┌──

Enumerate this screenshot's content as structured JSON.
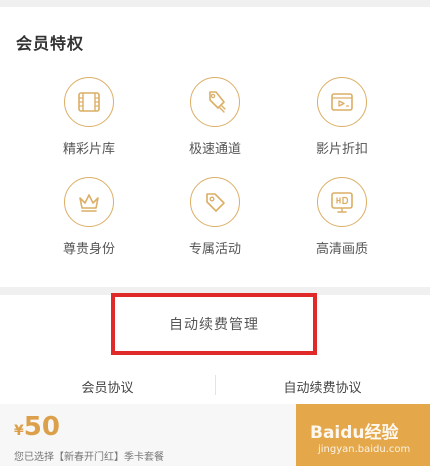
{
  "privileges": {
    "title": "会员特权",
    "items": [
      {
        "label": "精彩片库",
        "icon": "film-icon"
      },
      {
        "label": "极速通道",
        "icon": "rocket-icon"
      },
      {
        "label": "影片折扣",
        "icon": "ticket-icon"
      },
      {
        "label": "尊贵身份",
        "icon": "crown-icon"
      },
      {
        "label": "专属活动",
        "icon": "tag-icon"
      },
      {
        "label": "高清画质",
        "icon": "hd-tv-icon"
      }
    ]
  },
  "auto_renew": {
    "label": "自动续费管理"
  },
  "agreements": {
    "member": "会员协议",
    "auto_renew": "自动续费协议"
  },
  "purchase": {
    "currency": "¥",
    "price": "50",
    "selection": "您已选择【新春开门红】季卡套餐"
  },
  "watermark": {
    "brand": "Baidu经验",
    "url": "jingyan.baidu.com"
  },
  "colors": {
    "accent": "#dcae66",
    "highlight_border": "#e02a2a",
    "pay_button": "#e4a84b"
  }
}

└──

▸ Exercise details
Keep the pictures out of the copy and return the rest of the data above exactly.

▸ Exercise result
Enumerate this screenshot's content as structured JSON.
{
  "privileges": {
    "title": "会员特权",
    "items": [
      {
        "label": "精彩片库",
        "icon": "film-icon"
      },
      {
        "label": "极速通道",
        "icon": "rocket-icon"
      },
      {
        "label": "影片折扣",
        "icon": "ticket-icon"
      },
      {
        "label": "尊贵身份",
        "icon": "crown-icon"
      },
      {
        "label": "专属活动",
        "icon": "tag-icon"
      },
      {
        "label": "高清画质",
        "icon": "hd-tv-icon"
      }
    ]
  },
  "auto_renew": {
    "label": "自动续费管理"
  },
  "agreements": {
    "member": "会员协议",
    "auto_renew": "自动续费协议"
  },
  "purchase": {
    "currency": "¥",
    "price": "50",
    "selection": "您已选择【新春开门红】季卡套餐"
  },
  "watermark": {
    "brand": "Baidu经验",
    "url": "jingyan.baidu.com"
  },
  "colors": {
    "accent": "#dcae66",
    "highlight_border": "#e02a2a",
    "pay_button": "#e4a84b"
  }
}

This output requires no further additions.